== TASK ==
Skip the pictures. Repeat everything else in the records word for word.

[Records from a dataset]
________________________________________

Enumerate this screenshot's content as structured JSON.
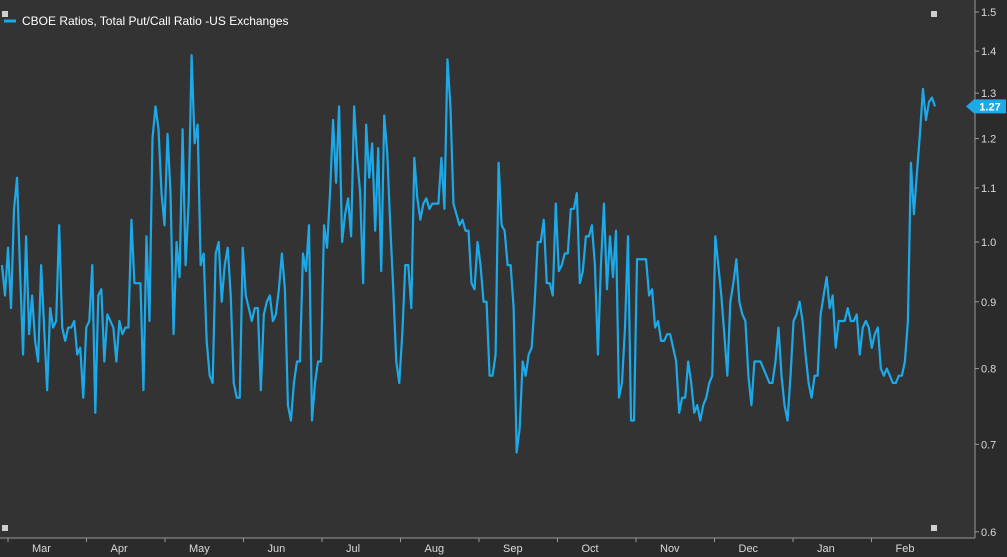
{
  "colors": {
    "background": "#2b2b2b",
    "plot_background": "#333333",
    "series": "#1da9e8",
    "axis_text": "#d9d9d9",
    "axis_line": "#9a9a9a"
  },
  "chart_data": {
    "type": "line",
    "title": "",
    "xlabel": "",
    "ylabel": "",
    "y_scale": "log",
    "ylim": [
      0.6,
      1.5
    ],
    "y_ticks": [
      "0.6",
      "0.7",
      "0.8",
      "0.9",
      "1.0",
      "1.1",
      "1.2",
      "1.3",
      "1.4",
      "1.5"
    ],
    "x_month_labels": [
      "Mar",
      "Apr",
      "May",
      "Jun",
      "Jul",
      "Aug",
      "Sep",
      "Oct",
      "Nov",
      "Dec",
      "Jan",
      "Feb"
    ],
    "grid": false,
    "legend_position": "top-left",
    "last_value_label": "1.27",
    "series": [
      {
        "name": "CBOE Ratios, Total Put/Call Ratio -US Exchanges",
        "values": [
          0.96,
          0.91,
          0.99,
          0.89,
          1.06,
          1.12,
          0.95,
          0.82,
          1.01,
          0.85,
          0.91,
          0.84,
          0.81,
          0.96,
          0.86,
          0.77,
          0.89,
          0.86,
          0.87,
          1.03,
          0.86,
          0.84,
          0.86,
          0.86,
          0.87,
          0.82,
          0.83,
          0.76,
          0.86,
          0.87,
          0.96,
          0.74,
          0.91,
          0.92,
          0.81,
          0.88,
          0.87,
          0.86,
          0.81,
          0.87,
          0.85,
          0.86,
          0.86,
          1.04,
          0.93,
          0.93,
          0.93,
          0.77,
          1.01,
          0.87,
          1.2,
          1.27,
          1.22,
          1.09,
          1.03,
          1.21,
          1.09,
          0.85,
          1.0,
          0.94,
          1.22,
          0.96,
          1.07,
          1.39,
          1.19,
          1.23,
          0.96,
          0.98,
          0.84,
          0.79,
          0.78,
          0.98,
          1.0,
          0.9,
          0.96,
          0.99,
          0.91,
          0.78,
          0.76,
          0.76,
          0.99,
          0.91,
          0.89,
          0.87,
          0.89,
          0.89,
          0.77,
          0.88,
          0.9,
          0.91,
          0.87,
          0.88,
          0.92,
          0.98,
          0.92,
          0.75,
          0.73,
          0.78,
          0.81,
          0.81,
          0.98,
          0.95,
          1.03,
          0.73,
          0.78,
          0.81,
          0.81,
          1.03,
          0.99,
          1.09,
          1.24,
          1.11,
          1.27,
          1.0,
          1.05,
          1.08,
          1.01,
          1.27,
          1.16,
          1.09,
          0.93,
          1.23,
          1.12,
          1.19,
          1.02,
          1.18,
          0.95,
          1.25,
          1.17,
          1.03,
          0.92,
          0.81,
          0.78,
          0.85,
          0.96,
          0.96,
          0.89,
          1.16,
          1.08,
          1.04,
          1.07,
          1.08,
          1.06,
          1.07,
          1.07,
          1.07,
          1.16,
          1.06,
          1.38,
          1.27,
          1.07,
          1.05,
          1.03,
          1.04,
          1.02,
          1.02,
          0.93,
          0.92,
          1.0,
          0.96,
          0.9,
          0.9,
          0.79,
          0.79,
          0.82,
          1.15,
          1.03,
          1.02,
          0.96,
          0.96,
          0.89,
          0.69,
          0.72,
          0.81,
          0.79,
          0.82,
          0.83,
          0.9,
          1.0,
          1.0,
          1.04,
          0.93,
          0.93,
          0.91,
          1.07,
          0.95,
          0.96,
          0.98,
          0.98,
          1.06,
          1.06,
          1.09,
          0.93,
          0.95,
          1.01,
          1.01,
          1.03,
          0.96,
          0.82,
          0.96,
          1.07,
          0.92,
          1.01,
          0.94,
          1.02,
          0.76,
          0.78,
          0.86,
          1.01,
          0.73,
          0.73,
          0.97,
          0.97,
          0.97,
          0.97,
          0.91,
          0.92,
          0.86,
          0.87,
          0.84,
          0.84,
          0.85,
          0.85,
          0.83,
          0.81,
          0.74,
          0.76,
          0.76,
          0.81,
          0.78,
          0.74,
          0.75,
          0.73,
          0.75,
          0.76,
          0.78,
          0.79,
          1.01,
          0.96,
          0.91,
          0.85,
          0.79,
          0.9,
          0.93,
          0.97,
          0.9,
          0.88,
          0.87,
          0.79,
          0.75,
          0.81,
          0.81,
          0.81,
          0.8,
          0.79,
          0.78,
          0.78,
          0.81,
          0.86,
          0.79,
          0.75,
          0.73,
          0.79,
          0.87,
          0.88,
          0.9,
          0.87,
          0.82,
          0.78,
          0.76,
          0.79,
          0.79,
          0.88,
          0.91,
          0.94,
          0.89,
          0.91,
          0.83,
          0.87,
          0.87,
          0.87,
          0.89,
          0.87,
          0.87,
          0.88,
          0.82,
          0.86,
          0.87,
          0.86,
          0.83,
          0.85,
          0.86,
          0.8,
          0.79,
          0.8,
          0.79,
          0.78,
          0.78,
          0.79,
          0.79,
          0.81,
          0.87,
          1.15,
          1.05,
          1.13,
          1.21,
          1.31,
          1.24,
          1.28,
          1.29,
          1.27
        ]
      }
    ]
  }
}
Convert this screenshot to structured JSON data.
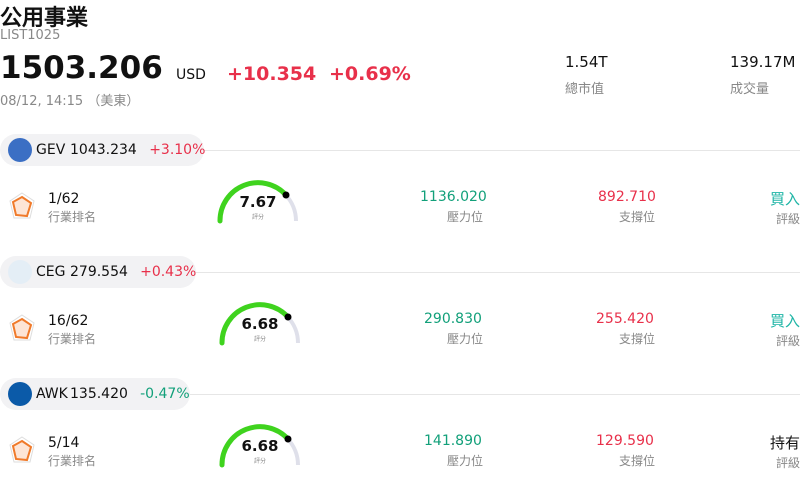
{
  "header": {
    "title": "公用事業",
    "code": "LIST1025",
    "price": "1503.206",
    "currency": "USD",
    "change": "+10.354",
    "change_percent": "+0.69%",
    "time": "08/12, 14:15 （美東）",
    "stats": [
      {
        "value": "1.54T",
        "label": "總市值"
      },
      {
        "value": "139.17M",
        "label": "成交量"
      }
    ]
  },
  "stocks": [
    {
      "ticker": "GEV",
      "price": "1043.234",
      "change": "+3.10%",
      "rank": "1/62",
      "rank_label": "行業排名",
      "score": "7.67",
      "score_label": "評分",
      "resistance": "1136.020",
      "resistance_label": "壓力位",
      "support": "892.710",
      "support_label": "支撐位",
      "rating": "買入",
      "rating_label": "評級",
      "rating_color": "#1fb5a6"
    },
    {
      "ticker": "CEG",
      "price": "279.554",
      "change": "+0.43%",
      "rank": "16/62",
      "rank_label": "行業排名",
      "score": "6.68",
      "score_label": "評分",
      "resistance": "290.830",
      "resistance_label": "壓力位",
      "support": "255.420",
      "support_label": "支撐位",
      "rating": "買入",
      "rating_label": "評級",
      "rating_color": "#1fb5a6"
    },
    {
      "ticker": "AWK",
      "price": "135.420",
      "change": "-0.47%",
      "rank": "5/14",
      "rank_label": "行業排名",
      "score": "6.68",
      "score_label": "評分",
      "resistance": "141.890",
      "resistance_label": "壓力位",
      "support": "129.590",
      "support_label": "支撐位",
      "rating": "持有",
      "rating_label": "評級",
      "rating_color": "#111111"
    }
  ]
}
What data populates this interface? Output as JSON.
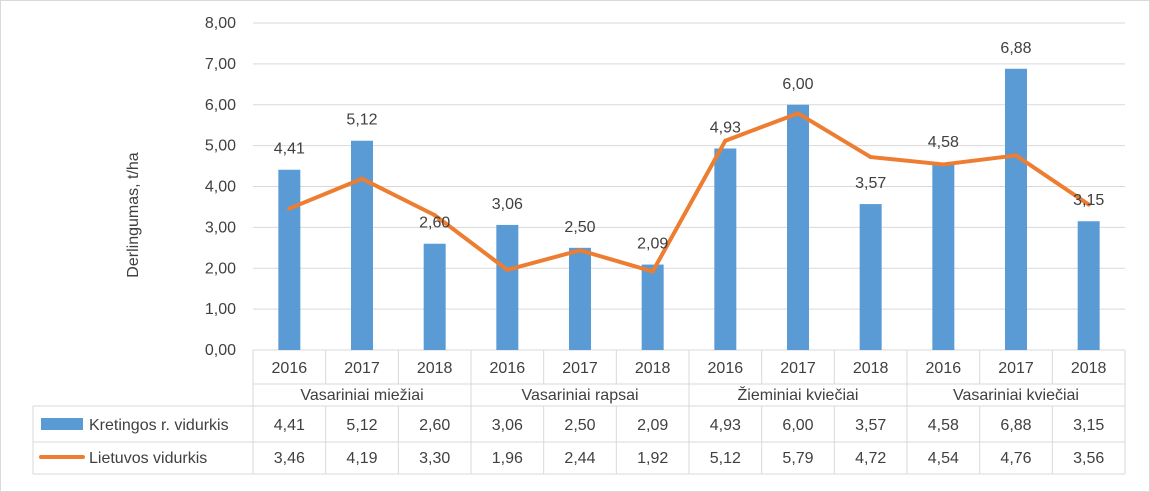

________________________________________

== ANSWER TO THIS PROBLEM ==
Enumerate this screenshot's content as structured JSON.
{
  "colors": {
    "background": "#2b2b2b",
    "plot_background": "#333333",
    "series": "#1da9e8",
    "axis_text": "#d9d9d9",
    "axis_line": "#9a9a9a"
  },
  "chart_data": {
    "type": "line",
    "title": "",
    "xlabel": "",
    "ylabel": "",
    "y_scale": "log",
    "ylim": [
      0.6,
      1.5
    ],
    "y_ticks": [
      "0.6",
      "0.7",
      "0.8",
      "0.9",
      "1.0",
      "1.1",
      "1.2",
      "1.3",
      "1.4",
      "1.5"
    ],
    "x_month_labels": [
      "Mar",
      "Apr",
      "May",
      "Jun",
      "Jul",
      "Aug",
      "Sep",
      "Oct",
      "Nov",
      "Dec",
      "Jan",
      "Feb"
    ],
    "grid": false,
    "legend_position": "top-left",
    "last_value_label": "1.27",
    "series": [
      {
        "name": "CBOE Ratios, Total Put/Call Ratio -US Exchanges",
        "values": [
          0.96,
          0.91,
          0.99,
          0.89,
          1.06,
          1.12,
          0.95,
          0.82,
          1.01,
          0.85,
          0.91,
          0.84,
          0.81,
          0.96,
          0.86,
          0.77,
          0.89,
          0.86,
          0.87,
          1.03,
          0.86,
          0.84,
          0.86,
          0.86,
          0.87,
          0.82,
          0.83,
          0.76,
          0.86,
          0.87,
          0.96,
          0.74,
          0.91,
          0.92,
          0.81,
          0.88,
          0.87,
          0.86,
          0.81,
          0.87,
          0.85,
          0.86,
          0.86,
          1.04,
          0.93,
          0.93,
          0.93,
          0.77,
          1.01,
          0.87,
          1.2,
          1.27,
          1.22,
          1.09,
          1.03,
          1.21,
          1.09,
          0.85,
          1.0,
          0.94,
          1.22,
          0.96,
          1.07,
          1.39,
          1.19,
          1.23,
          0.96,
          0.98,
          0.84,
          0.79,
          0.78,
          0.98,
          1.0,
          0.9,
          0.96,
          0.99,
          0.91,
          0.78,
          0.76,
          0.76,
          0.99,
          0.91,
          0.89,
          0.87,
          0.89,
          0.89,
          0.77,
          0.88,
          0.9,
          0.91,
          0.87,
          0.88,
          0.92,
          0.98,
          0.92,
          0.75,
          0.73,
          0.78,
          0.81,
          0.81,
          0.98,
          0.95,
          1.03,
          0.73,
          0.78,
          0.81,
          0.81,
          1.03,
          0.99,
          1.09,
          1.24,
          1.11,
          1.27,
          1.0,
          1.05,
          1.08,
          1.01,
          1.27,
          1.16,
          1.09,
          0.93,
          1.23,
          1.12,
          1.19,
          1.02,
          1.18,
          0.95,
          1.25,
          1.17,
          1.03,
          0.92,
          0.81,
          0.78,
          0.85,
          0.96,
          0.96,
          0.89,
          1.16,
          1.08,
          1.04,
          1.07,
          1.08,
          1.06,
          1.07,
          1.07,
          1.07,
          1.16,
          1.06,
          1.38,
          1.27,
          1.07,
          1.05,
          1.03,
          1.04,
          1.02,
          1.02,
          0.93,
          0.92,
          1.0,
          0.96,
          0.9,
          0.9,
          0.79,
          0.79,
          0.82,
          1.15,
          1.03,
          1.02,
          0.96,
          0.96,
          0.89,
          0.69,
          0.72,
          0.81,
          0.79,
          0.82,
          0.83,
          0.9,
          1.0,
          1.0,
          1.04,
          0.93,
          0.93,
          0.91,
          1.07,
          0.95,
          0.96,
          0.98,
          0.98,
          1.06,
          1.06,
          1.09,
          0.93,
          0.95,
          1.01,
          1.01,
          1.03,
          0.96,
          0.82,
          0.96,
          1.07,
          0.92,
          1.01,
          0.94,
          1.02,
          0.76,
          0.78,
          0.86,
          1.01,
          0.73,
          0.73,
          0.97,
          0.97,
          0.97,
          0.97,
          0.91,
          0.92,
          0.86,
          0.87,
          0.84,
          0.84,
          0.85,
          0.85,
          0.83,
          0.81,
          0.74,
          0.76,
          0.76,
          0.81,
          0.78,
          0.74,
          0.75,
          0.73,
          0.75,
          0.76,
          0.78,
          0.79,
          1.01,
          0.96,
          0.91,
          0.85,
          0.79,
          0.9,
          0.93,
          0.97,
          0.9,
          0.88,
          0.87,
          0.79,
          0.75,
          0.81,
          0.81,
          0.81,
          0.8,
          0.79,
          0.78,
          0.78,
          0.81,
          0.86,
          0.79,
          0.75,
          0.73,
          0.79,
          0.87,
          0.88,
          0.9,
          0.87,
          0.82,
          0.78,
          0.76,
          0.79,
          0.79,
          0.88,
          0.91,
          0.94,
          0.89,
          0.91,
          0.83,
          0.87,
          0.87,
          0.87,
          0.89,
          0.87,
          0.87,
          0.88,
          0.82,
          0.86,
          0.87,
          0.86,
          0.83,
          0.85,
          0.86,
          0.8,
          0.79,
          0.8,
          0.79,
          0.78,
          0.78,
          0.79,
          0.79,
          0.81,
          0.87,
          1.15,
          1.05,
          1.13,
          1.21,
          1.31,
          1.24,
          1.28,
          1.29,
          1.27
        ]
      }
    ]
  }
}
Convert this screenshot to structured JSON data.
{
  "header": {
    "title": "公用事業",
    "code": "LIST1025",
    "price": "1503.206",
    "currency": "USD",
    "change": "+10.354",
    "change_percent": "+0.69%",
    "time": "08/12, 14:15 （美東）",
    "stats": [
      {
        "value": "1.54T",
        "label": "總市值"
      },
      {
        "value": "139.17M",
        "label": "成交量"
      }
    ]
  },
  "stocks": [
    {
      "ticker": "GEV",
      "price": "1043.234",
      "change": "+3.10%",
      "rank": "1/62",
      "rank_label": "行業排名",
      "score": "7.67",
      "score_label": "評分",
      "resistance": "1136.020",
      "resistance_label": "壓力位",
      "support": "892.710",
      "support_label": "支撐位",
      "rating": "買入",
      "rating_label": "評級",
      "rating_color": "#1fb5a6"
    },
    {
      "ticker": "CEG",
      "price": "279.554",
      "change": "+0.43%",
      "rank": "16/62",
      "rank_label": "行業排名",
      "score": "6.68",
      "score_label": "評分",
      "resistance": "290.830",
      "resistance_label": "壓力位",
      "support": "255.420",
      "support_label": "支撐位",
      "rating": "買入",
      "rating_label": "評級",
      "rating_color": "#1fb5a6"
    },
    {
      "ticker": "AWK",
      "price": "135.420",
      "change": "-0.47%",
      "rank": "5/14",
      "rank_label": "行業排名",
      "score": "6.68",
      "score_label": "評分",
      "resistance": "141.890",
      "resistance_label": "壓力位",
      "support": "129.590",
      "support_label": "支撐位",
      "rating": "持有",
      "rating_label": "評級",
      "rating_color": "#111111"
    }
  ]
}
What data populates this interface? Output as JSON.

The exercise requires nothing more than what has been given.